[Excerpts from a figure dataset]
* * *
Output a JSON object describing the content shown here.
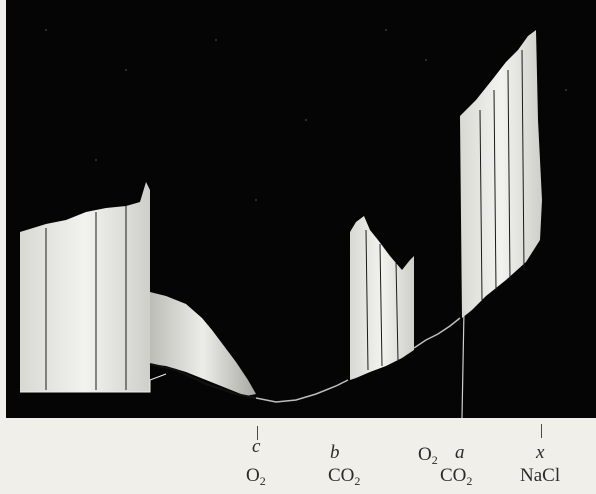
{
  "figure": {
    "description_icon": "kymograph-trace-photo"
  },
  "annotations": {
    "c": {
      "letter": "c",
      "gas": "O",
      "sub": "2"
    },
    "b": {
      "letter": "b",
      "gas": "CO",
      "sub": "2"
    },
    "o2_marker": {
      "gas": "O",
      "sub": "2"
    },
    "a": {
      "letter": "a",
      "gas": "CO",
      "sub": "2"
    },
    "x": {
      "letter": "x",
      "gas": "NaCl"
    }
  }
}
* * *
Written exercise: Set the pictures aside and transcribe the data above exactly.

Finished answer:
Output a JSON object describing the content shown here.
{
  "figure": {
    "description_icon": "kymograph-trace-photo"
  },
  "annotations": {
    "c": {
      "letter": "c",
      "gas": "O",
      "sub": "2"
    },
    "b": {
      "letter": "b",
      "gas": "CO",
      "sub": "2"
    },
    "o2_marker": {
      "gas": "O",
      "sub": "2"
    },
    "a": {
      "letter": "a",
      "gas": "CO",
      "sub": "2"
    },
    "x": {
      "letter": "x",
      "gas": "NaCl"
    }
  }
}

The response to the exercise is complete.